_Énoncé 1_:
Reformulez de manière plus concise le paragraphe de l'extrait sur l'hydrogène qui commence par « L'hydrogène est souvent présenté », en conservant ses faits principaux.
_Énoncé 2_:
Recopiez fidèlement le passage de l'extrait sur l'hydrogène qui commence par « L'hydrogène est souvent » et se poursuit jusqu'à « prototype jusqu'à présent. ».

_Extrait_:
========================
L'hydrogène est souvent présenté comme potentiel candidat pour des systèmes de stockage de l'énergie. L'idée est de produire de l'hydrogène par électrolyse à l'aide d'électricité «excédentaire» et de stocker ce gaz pour s'en servir pour le chauffage — par combustion directe —, pour servir de carburant dans des automobiles — en général, via des piles à combustible — ou encore pour produire de nouveau de l'électricité. Tous les projets sont toutefois restés à l'état de prototype jusqu'à présent.

J'avais abordé suite au rapport de l'OPECST de 2012 sur l'avenir de la filière nucléaire — et plus généralement sur l'avenir de la production d'électricité — les problèmes que posaient la transformation d'électricité en stock d'énergie utilisable plus tard. Au delà des problèmes techniques encore à résoudre, se pose un problème de rentabilité économique: pour que le stockage soit rentable, il faut l'installation ne soit pas trop chère à construire et à faire fonctionner et que la durée de fonctionnement soit élevée. Une note récente du Commissariat à la prospective vient de paraître et fournit quelques données qui vont dans le sens de l'extrême difficulté pour atteindre le seuil de rentabilité. À la lecture de la note, on se dit que l'utilisation de l'hydrogène comme vecteur énergétique relève du mirage: toujours visible à l'horizon, mais dont on ne se rapproche jamais malgré une longue marche dans sa direction.
========================
_Données enregistrées_:
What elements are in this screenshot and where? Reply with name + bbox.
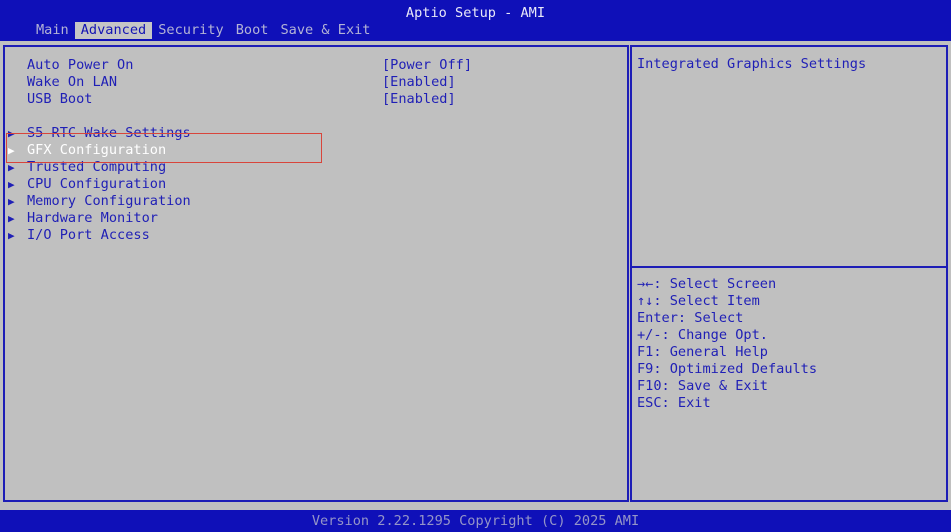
========================
_Corrigé 1_:
L'hydrogène est souvent considéré comme un moyen de stocker l'énergie. Il serait produit par électrolyse grâce à de l'électricité « excédentaire », puis stocké pour servir au chauffage par combustion directe, de carburant automobile (généralement via des piles à combustible) ou à produire de nouveau de l'électricité. Aucun projet n'a cependant dépassé le stade du prototype.

_Corrigé 2_:
L'hydrogène est souvent présenté comme potentiel candidat pour des systèmes de stockage de l'énergie. L'idée est de produire de l'hydrogène par électrolyse à l'aide d'électricité «excédentaire» et de stocker ce gaz pour s'en servir pour le chauffage — par combustion directe —, pour servir de carburant dans des automobiles — en général, via des piles à combustible — ou encore pour produire de nouveau de l'électricité. Tous les projets sont toutefois restés à l'état de prototype jusqu'à présent.